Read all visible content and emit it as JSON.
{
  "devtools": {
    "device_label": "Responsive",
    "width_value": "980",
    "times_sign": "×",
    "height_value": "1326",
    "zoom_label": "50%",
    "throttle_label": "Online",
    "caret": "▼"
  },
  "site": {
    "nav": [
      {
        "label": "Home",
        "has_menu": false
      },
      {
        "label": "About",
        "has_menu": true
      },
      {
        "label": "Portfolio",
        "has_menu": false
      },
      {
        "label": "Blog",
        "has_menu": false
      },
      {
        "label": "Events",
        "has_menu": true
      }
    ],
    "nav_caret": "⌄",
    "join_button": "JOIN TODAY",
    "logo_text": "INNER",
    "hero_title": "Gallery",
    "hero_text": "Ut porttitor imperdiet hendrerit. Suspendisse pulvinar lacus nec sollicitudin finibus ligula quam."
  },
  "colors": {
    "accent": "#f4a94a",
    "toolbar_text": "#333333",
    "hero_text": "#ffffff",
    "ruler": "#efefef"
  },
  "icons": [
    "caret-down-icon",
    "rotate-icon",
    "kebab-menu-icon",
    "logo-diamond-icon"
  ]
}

Requirement:
Repeat the records above in full, character for character.

Reply:
Read all visible content and emit it as JSON.
{
  "devtools": {
    "device_label": "Responsive",
    "width_value": "980",
    "times_sign": "×",
    "height_value": "1326",
    "zoom_label": "50%",
    "throttle_label": "Online",
    "caret": "▼"
  },
  "site": {
    "nav": [
      {
        "label": "Home",
        "has_menu": false
      },
      {
        "label": "About",
        "has_menu": true
      },
      {
        "label": "Portfolio",
        "has_menu": false
      },
      {
        "label": "Blog",
        "has_menu": false
      },
      {
        "label": "Events",
        "has_menu": true
      }
    ],
    "nav_caret": "⌄",
    "join_button": "JOIN TODAY",
    "logo_text": "INNER",
    "hero_title": "Gallery",
    "hero_text": "Ut porttitor imperdiet hendrerit. Suspendisse pulvinar lacus nec sollicitudin finibus ligula quam."
  },
  "colors": {
    "accent": "#f4a94a",
    "toolbar_text": "#333333",
    "hero_text": "#ffffff",
    "ruler": "#efefef"
  },
  "icons": [
    "caret-down-icon",
    "rotate-icon",
    "kebab-menu-icon",
    "logo-diamond-icon"
  ]
}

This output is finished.